Page.

• • • • •

Metrorail may call in the defence force to combat almost daily deaths on trains in the safety vacuum left by the security guards’ strike.
”We are concerned that almost every day people die or are injured on the trains, because it’s not normal for Metrorail,” said Metrorail spokesperson Thandi Mlangeni.
Recent train fatalities resulted from people being pushed from trains, she said, while typical train deaths involved people ”surfing” on the top of trains in motion or crossing the tracks.
Metrorail personnel are working with the police to ensure commuter safety, and on Tuesday the organisation considered calling on the defence force — an option that is still on the table.
According to its manager, Pieter Roux, 40% of the workforce of Hlanganani Protection Services, one of the 12 firms guarding Metrorail, were absent because of the strike.
Train guards are soft targets because strikers can access the trains easily and know train routes, he said.

• • • • •

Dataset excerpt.
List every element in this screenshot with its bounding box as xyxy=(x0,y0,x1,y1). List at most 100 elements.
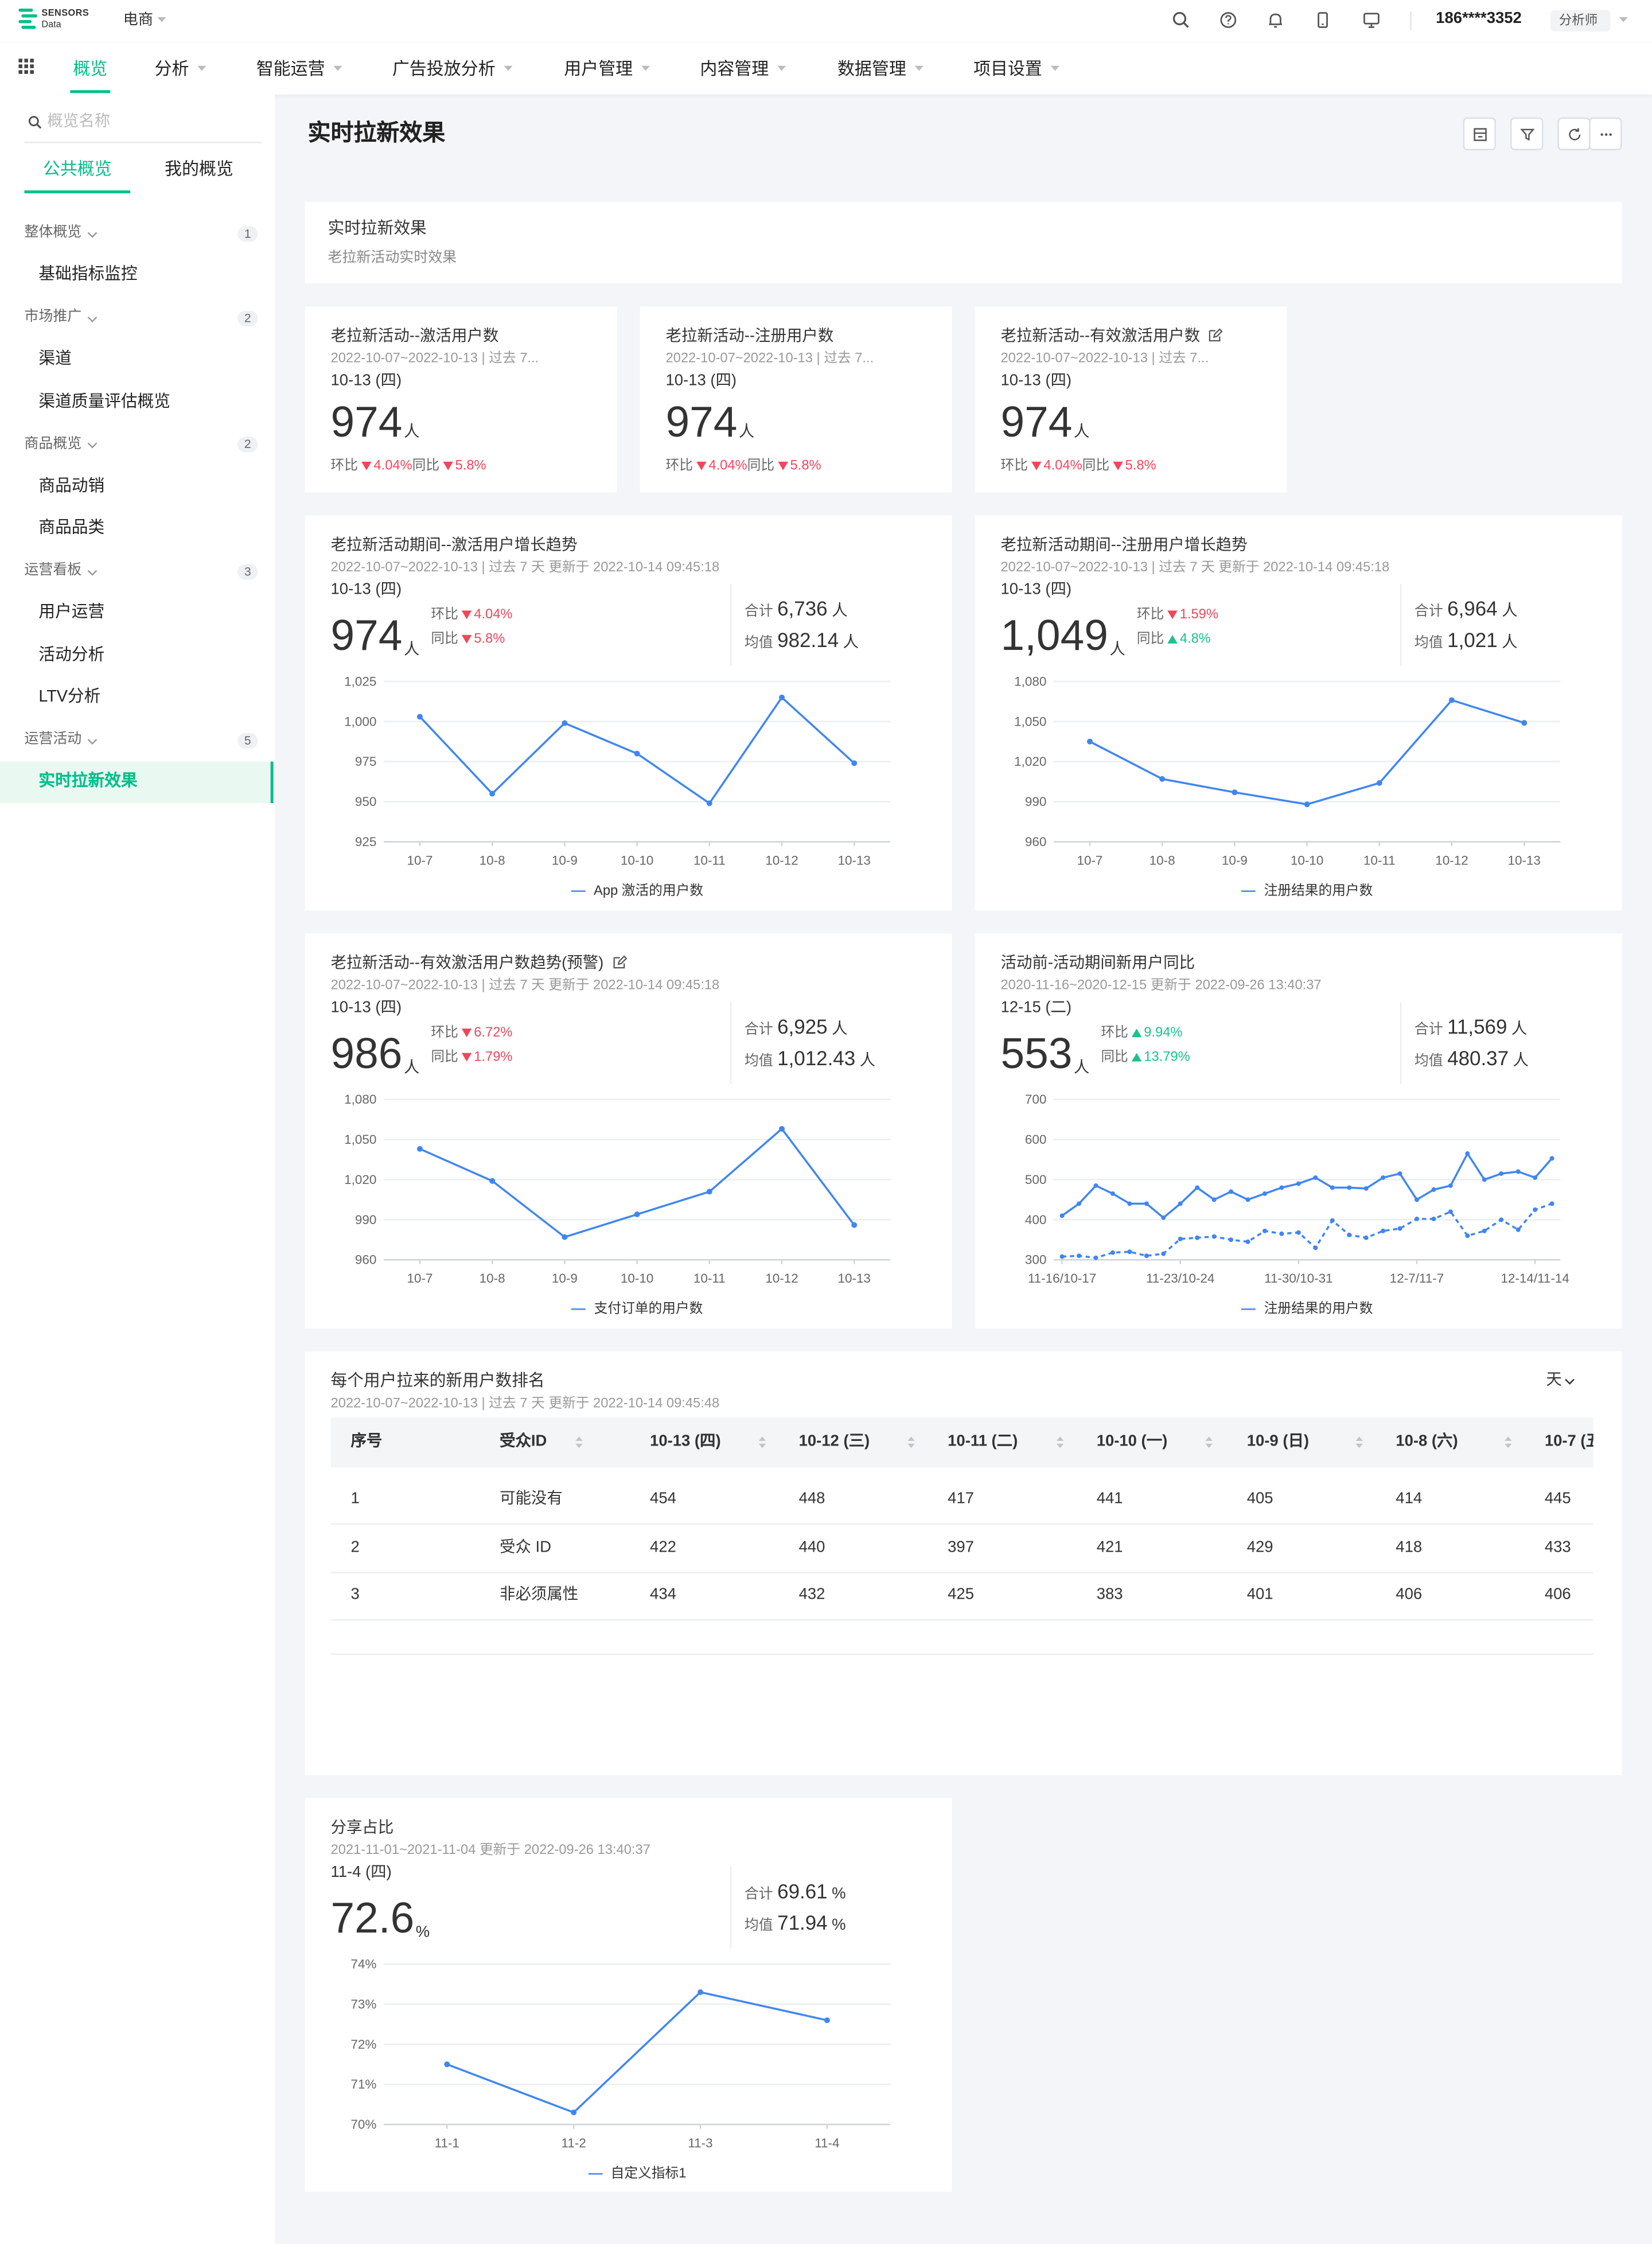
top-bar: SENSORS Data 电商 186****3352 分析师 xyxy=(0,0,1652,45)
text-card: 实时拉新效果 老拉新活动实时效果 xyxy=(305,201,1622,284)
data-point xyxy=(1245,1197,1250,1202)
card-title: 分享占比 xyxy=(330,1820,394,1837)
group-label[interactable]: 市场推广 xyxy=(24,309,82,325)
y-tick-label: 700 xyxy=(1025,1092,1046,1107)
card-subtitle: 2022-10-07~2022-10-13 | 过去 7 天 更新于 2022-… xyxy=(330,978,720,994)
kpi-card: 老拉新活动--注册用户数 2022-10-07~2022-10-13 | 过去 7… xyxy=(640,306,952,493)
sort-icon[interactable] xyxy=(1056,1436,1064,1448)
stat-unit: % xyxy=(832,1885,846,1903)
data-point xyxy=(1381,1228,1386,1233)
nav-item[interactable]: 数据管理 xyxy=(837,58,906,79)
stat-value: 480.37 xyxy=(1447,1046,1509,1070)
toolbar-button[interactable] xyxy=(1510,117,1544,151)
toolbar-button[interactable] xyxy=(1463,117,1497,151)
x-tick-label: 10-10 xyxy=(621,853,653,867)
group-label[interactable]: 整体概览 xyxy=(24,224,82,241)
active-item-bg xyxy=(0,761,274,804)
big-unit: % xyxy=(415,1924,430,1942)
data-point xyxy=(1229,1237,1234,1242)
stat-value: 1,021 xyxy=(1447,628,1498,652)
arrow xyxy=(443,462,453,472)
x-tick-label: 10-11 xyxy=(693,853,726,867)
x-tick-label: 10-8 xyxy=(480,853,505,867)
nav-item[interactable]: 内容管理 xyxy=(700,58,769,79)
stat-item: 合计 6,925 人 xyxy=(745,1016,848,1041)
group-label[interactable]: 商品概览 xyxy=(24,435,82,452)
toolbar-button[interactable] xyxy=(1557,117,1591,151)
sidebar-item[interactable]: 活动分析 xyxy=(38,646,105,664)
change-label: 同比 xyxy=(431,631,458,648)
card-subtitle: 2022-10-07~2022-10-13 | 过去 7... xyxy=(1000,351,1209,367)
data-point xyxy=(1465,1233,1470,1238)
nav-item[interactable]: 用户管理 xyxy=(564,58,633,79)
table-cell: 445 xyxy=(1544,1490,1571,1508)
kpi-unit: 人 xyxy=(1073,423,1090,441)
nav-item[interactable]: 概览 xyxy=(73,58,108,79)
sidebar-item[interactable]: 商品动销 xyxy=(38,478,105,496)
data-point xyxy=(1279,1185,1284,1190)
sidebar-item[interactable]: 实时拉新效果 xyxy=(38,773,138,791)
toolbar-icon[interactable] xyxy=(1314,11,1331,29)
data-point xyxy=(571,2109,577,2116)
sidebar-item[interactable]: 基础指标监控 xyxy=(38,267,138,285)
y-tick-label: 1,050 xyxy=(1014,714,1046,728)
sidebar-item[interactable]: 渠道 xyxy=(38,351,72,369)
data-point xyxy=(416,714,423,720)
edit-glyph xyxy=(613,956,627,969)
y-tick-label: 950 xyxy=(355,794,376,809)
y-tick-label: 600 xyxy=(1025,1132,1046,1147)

• • • • •

What you need to do.
A – List every way of dying on the trains that the Metrorail strike article mentions.
B – Carry on writing the Metrorail strike article, starting right after its final sentence.

Answers for the tasks.
A –
- Being pushed from trains
- "Surfing" on the top of trains in motion
- Crossing the tracks

B –
Yet Boyane Tshela of the Institute for Security Studies said he was not convinced that striking workers were responsible for the increase in crime on trains.
”The very fact that there are no security guards on the trains means that the passengers are vulnerable,” he said, adding that only a court conviction would prove strikers’ responsibility.
Police spokespersons said that police have arrested 62 strikers in Gauteng and the Western Cape but no arrests have been made in connection with train deaths.
Despite the glimmer of a resolution to the month-long South African Transport and Allied Workers’ Union (Satawu) strike last week, the parties have made little progress towards that elusive goal.
Employers said they would meet Satawu at the Commission for Conciliation, Mediation and Arbitration on Friday if it suspended the strike and included other unions in talks.
Satawu will negotiate with other unions but will not suspend the strike, said the union’s sector co-ordinator, Jackson Simon, adding that members viewed employers’ efforts to declare the strike illegal as a sign of bad faith.
On Thursday, employers appealed against a Labour Court decision that the strike was legal. That application was dismissed with costs.
But while employer negotiators have stonewalled on the issue of an 11% wage increase, Western Cape security companies are entertaining the proposal.
Medium-sized firms, which have cut profit margins to make the offer, said that a few dominant multinational security firms are prolonging the strike to squeeze out smaller businesses.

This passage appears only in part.